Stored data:
※

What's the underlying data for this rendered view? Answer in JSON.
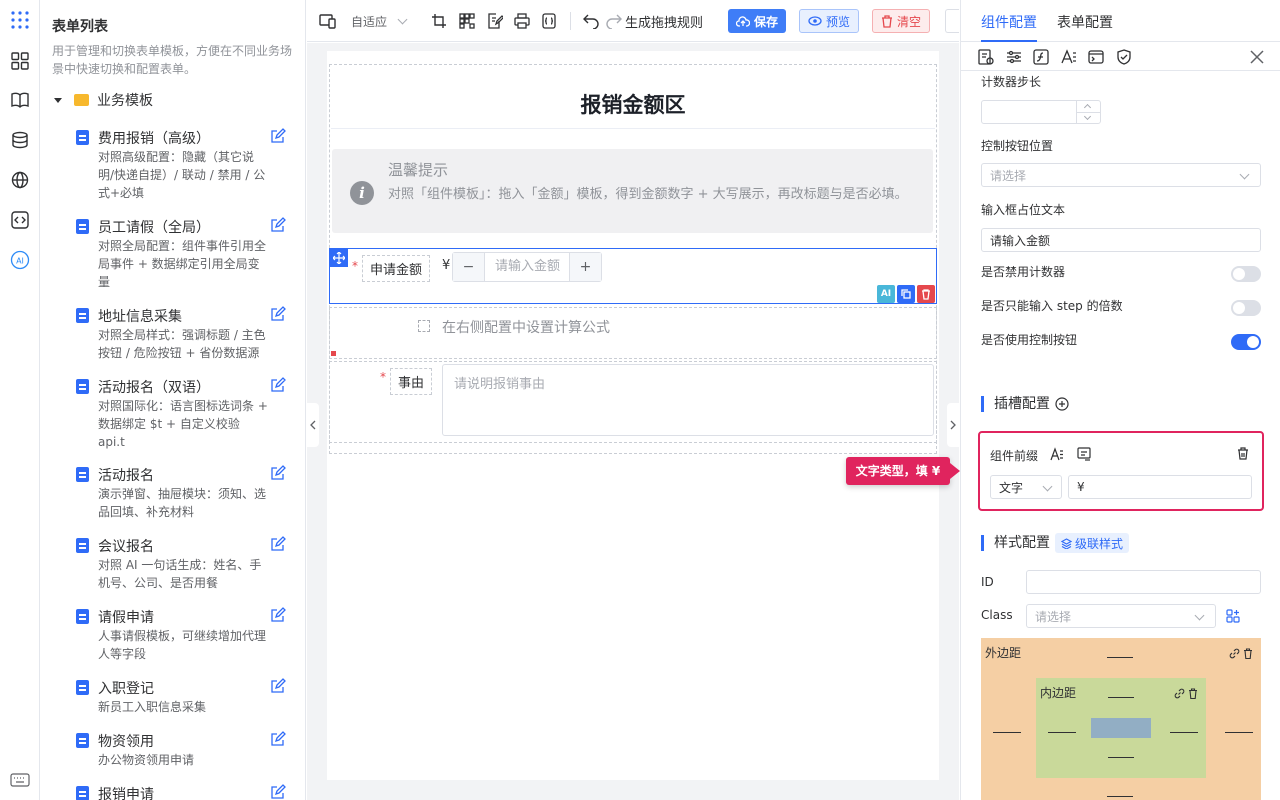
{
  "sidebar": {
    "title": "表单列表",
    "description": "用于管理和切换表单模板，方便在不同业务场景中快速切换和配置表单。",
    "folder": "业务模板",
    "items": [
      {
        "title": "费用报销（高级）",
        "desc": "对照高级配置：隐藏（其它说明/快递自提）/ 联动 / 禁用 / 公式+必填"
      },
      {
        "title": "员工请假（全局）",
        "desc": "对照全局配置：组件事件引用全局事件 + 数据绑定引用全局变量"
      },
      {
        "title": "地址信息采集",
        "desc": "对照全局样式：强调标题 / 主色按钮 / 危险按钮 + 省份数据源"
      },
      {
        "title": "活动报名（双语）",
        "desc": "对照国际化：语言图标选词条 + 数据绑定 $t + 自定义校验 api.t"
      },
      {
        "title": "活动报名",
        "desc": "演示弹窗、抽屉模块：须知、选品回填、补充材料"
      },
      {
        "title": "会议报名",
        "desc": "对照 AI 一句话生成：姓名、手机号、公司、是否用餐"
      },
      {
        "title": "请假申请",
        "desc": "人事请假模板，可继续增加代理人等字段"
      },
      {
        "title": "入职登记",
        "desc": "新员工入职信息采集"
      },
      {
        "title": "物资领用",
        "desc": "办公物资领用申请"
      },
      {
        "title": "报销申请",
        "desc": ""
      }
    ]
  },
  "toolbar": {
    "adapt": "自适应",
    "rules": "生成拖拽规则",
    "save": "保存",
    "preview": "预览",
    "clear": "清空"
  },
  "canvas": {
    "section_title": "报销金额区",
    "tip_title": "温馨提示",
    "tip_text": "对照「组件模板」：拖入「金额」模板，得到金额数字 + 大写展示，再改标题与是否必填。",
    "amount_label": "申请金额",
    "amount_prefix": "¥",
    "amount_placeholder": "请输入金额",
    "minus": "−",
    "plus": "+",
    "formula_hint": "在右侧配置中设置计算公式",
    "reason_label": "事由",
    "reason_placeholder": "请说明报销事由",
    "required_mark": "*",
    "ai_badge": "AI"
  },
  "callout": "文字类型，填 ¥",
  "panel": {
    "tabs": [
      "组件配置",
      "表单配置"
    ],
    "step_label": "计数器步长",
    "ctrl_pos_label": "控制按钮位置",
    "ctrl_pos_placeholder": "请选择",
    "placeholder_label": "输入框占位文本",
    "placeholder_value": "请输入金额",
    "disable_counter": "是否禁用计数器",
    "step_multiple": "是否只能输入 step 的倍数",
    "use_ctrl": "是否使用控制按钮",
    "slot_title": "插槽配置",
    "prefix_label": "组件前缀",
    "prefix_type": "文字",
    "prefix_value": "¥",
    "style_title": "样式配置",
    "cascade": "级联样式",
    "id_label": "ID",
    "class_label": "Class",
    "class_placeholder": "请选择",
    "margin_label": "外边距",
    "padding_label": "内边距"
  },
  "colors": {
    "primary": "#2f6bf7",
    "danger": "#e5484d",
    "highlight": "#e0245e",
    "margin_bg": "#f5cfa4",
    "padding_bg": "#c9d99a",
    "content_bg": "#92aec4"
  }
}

※

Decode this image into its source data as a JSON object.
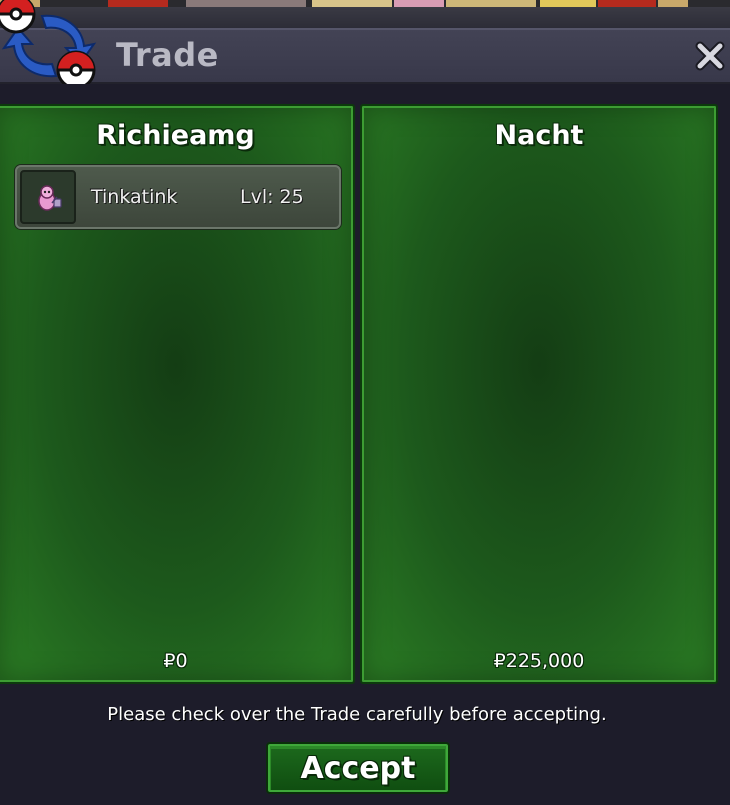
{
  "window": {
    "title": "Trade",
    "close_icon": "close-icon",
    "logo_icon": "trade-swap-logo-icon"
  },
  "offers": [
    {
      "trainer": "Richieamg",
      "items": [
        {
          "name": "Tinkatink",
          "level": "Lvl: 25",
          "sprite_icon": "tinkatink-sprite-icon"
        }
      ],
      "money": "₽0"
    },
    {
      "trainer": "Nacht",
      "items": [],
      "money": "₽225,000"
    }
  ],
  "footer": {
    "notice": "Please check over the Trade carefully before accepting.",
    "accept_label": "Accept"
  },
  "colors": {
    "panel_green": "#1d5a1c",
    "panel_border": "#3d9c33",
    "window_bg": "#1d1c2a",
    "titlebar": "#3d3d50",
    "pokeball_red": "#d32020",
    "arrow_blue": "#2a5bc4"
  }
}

※

Which lines above hold the word "icon"? Copy each of them.

    "close_icon": "close-icon",
    "logo_icon": "trade-swap-logo-icon"
          "sprite_icon": "tinkatink-sprite-icon"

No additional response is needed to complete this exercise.